Kutipan Teks ->
────────────────

Mengenal Rapid Test Massal yang Dipilih Pemerintah Untuk Tangkal Wabah Corona
IDWS, Jumat, 20 Maret 2020 - Presiden Joko Widodo (Jokowi) akhirnya memilih kebijakan rapid test (uji cepat) virus corona (COVID-19) secara massal di Indonesia ketimbang menerapkan lockdown.
Metode rapid test dinilai bisa diandalkan untuk melacak infeksi virus corona yang juga dikenal sebagai SARS-CoV-2 ini diyakini mampu memperlambat penyebaran virus novel tersebut dalam beberapa bulan ke depan.
Lewat metode uji cepat, korban infeksi dan potensi munculnya "titik panas" COVID-19 bisa terdeteksi lebih dini. Dengan begitu pasien bisa dengan cepat memasuki masa karantina di fasilitas-fasilitas medis yang sudah disiapkan, atau kalau gejalanya ringan, bisa dikarantina di rumah.
Namun banyak hal dan prosedur yang harus dilewati untuk dapat melakukan uji cepat virus corona. Di negara maju seperti Jerman, ada regulasi yang mengatur prosedurnya. Juga ketersediaan alat tes, kapasitas laboratorium, jumlah tenaga ahli serta bagaimana penanganan sampel, menjadi faktor penting dalam rapid test. Penanganan sampel yang keliru bisa menghasilkan diagnosa yang salah pula.

────────────────

Pertanyaan Latihan ->
(1) Dalam teks tentang rapid test corona, negara maju mana yang disebut memiliki regulasi yang mengatur prosedur uji cepat?
(2) Lanjutkan teks tentang rapid test massal virus corona, mulai setelah kalimat terakhirnya.

Kumpulan Materi ->
────────────────

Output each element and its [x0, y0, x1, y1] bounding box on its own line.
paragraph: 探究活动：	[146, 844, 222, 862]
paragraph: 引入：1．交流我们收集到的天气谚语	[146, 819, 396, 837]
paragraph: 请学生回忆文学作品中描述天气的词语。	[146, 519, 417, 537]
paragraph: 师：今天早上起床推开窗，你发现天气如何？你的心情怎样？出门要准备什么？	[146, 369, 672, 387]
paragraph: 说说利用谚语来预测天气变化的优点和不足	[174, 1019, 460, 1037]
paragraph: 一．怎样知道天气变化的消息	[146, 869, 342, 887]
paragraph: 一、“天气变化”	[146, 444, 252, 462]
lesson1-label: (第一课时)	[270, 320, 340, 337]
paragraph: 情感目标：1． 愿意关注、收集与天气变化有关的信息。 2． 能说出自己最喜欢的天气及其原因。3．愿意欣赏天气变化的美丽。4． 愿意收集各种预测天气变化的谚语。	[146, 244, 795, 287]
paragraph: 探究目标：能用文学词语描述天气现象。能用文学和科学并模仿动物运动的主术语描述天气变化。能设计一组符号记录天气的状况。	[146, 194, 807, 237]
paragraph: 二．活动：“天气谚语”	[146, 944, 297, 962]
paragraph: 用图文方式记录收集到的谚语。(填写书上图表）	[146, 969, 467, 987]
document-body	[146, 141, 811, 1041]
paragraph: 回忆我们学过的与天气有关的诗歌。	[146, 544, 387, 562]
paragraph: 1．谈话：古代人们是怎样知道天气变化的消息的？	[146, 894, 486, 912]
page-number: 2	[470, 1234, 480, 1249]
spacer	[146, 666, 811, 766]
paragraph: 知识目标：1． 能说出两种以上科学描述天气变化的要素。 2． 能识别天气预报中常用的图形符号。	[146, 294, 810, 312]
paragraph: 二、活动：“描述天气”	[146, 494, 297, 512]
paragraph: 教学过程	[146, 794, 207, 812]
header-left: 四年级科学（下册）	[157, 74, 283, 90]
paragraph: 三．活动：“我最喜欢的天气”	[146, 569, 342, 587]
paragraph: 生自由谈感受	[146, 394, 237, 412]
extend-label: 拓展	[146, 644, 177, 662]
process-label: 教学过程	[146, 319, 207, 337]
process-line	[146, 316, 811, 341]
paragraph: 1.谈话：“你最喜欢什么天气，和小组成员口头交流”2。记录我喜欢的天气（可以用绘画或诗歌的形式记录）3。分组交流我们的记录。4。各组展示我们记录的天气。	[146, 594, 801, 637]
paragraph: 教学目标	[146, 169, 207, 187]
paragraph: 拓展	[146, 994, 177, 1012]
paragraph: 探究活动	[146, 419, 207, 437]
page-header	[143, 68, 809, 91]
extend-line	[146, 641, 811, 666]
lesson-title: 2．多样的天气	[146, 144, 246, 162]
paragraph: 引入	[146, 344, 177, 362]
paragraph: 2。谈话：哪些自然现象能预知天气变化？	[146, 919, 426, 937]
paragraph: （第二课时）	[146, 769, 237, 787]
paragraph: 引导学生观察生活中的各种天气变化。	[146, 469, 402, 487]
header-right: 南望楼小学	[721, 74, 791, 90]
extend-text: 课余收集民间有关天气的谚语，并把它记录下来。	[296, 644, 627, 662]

────────────────

Jawaban Soal ->
(1) Jerman.

(2)
Seperti apa metode rapid test?
Para pasien biasanya diambil sampel dari saluran pernafasan atas, berupa cairan hidung dan atau tenggorokan. Robert-Koch-Institut menyarankan, pada dugaan kasus infeksi, sampel harus diambil dari saluran pernafasan bawah.
Misalnya sekret yang berasal dari saluran bronkhium atau paru-paru. Sampel kemudian akan diteliti di laboratorium diagnostik untuk memastikan infeksi oleh virus Corona. Prosedurnya berbasis pada apa yang disebut reaksi berantai polymerase (PCR). Pengujian semacam ini biasanya berlangsung selama 5 jam, dan kini menjadi prosedur standar di laboratorium.
Potongan DNA yang dipilah secara terarah dan diperbanyak dalam perangkat blok Thermocycler, yang secara mandiri mengatur siklus temperatur saat PCR. Prosedur tersebut akan menunjukkan, apakah ada atau sebanyak apa unsur patogen, misalnya virus corona, dalam tubuh. Hasil tes cepat biasanya diperoleh dalam waktu satu atau dua hari.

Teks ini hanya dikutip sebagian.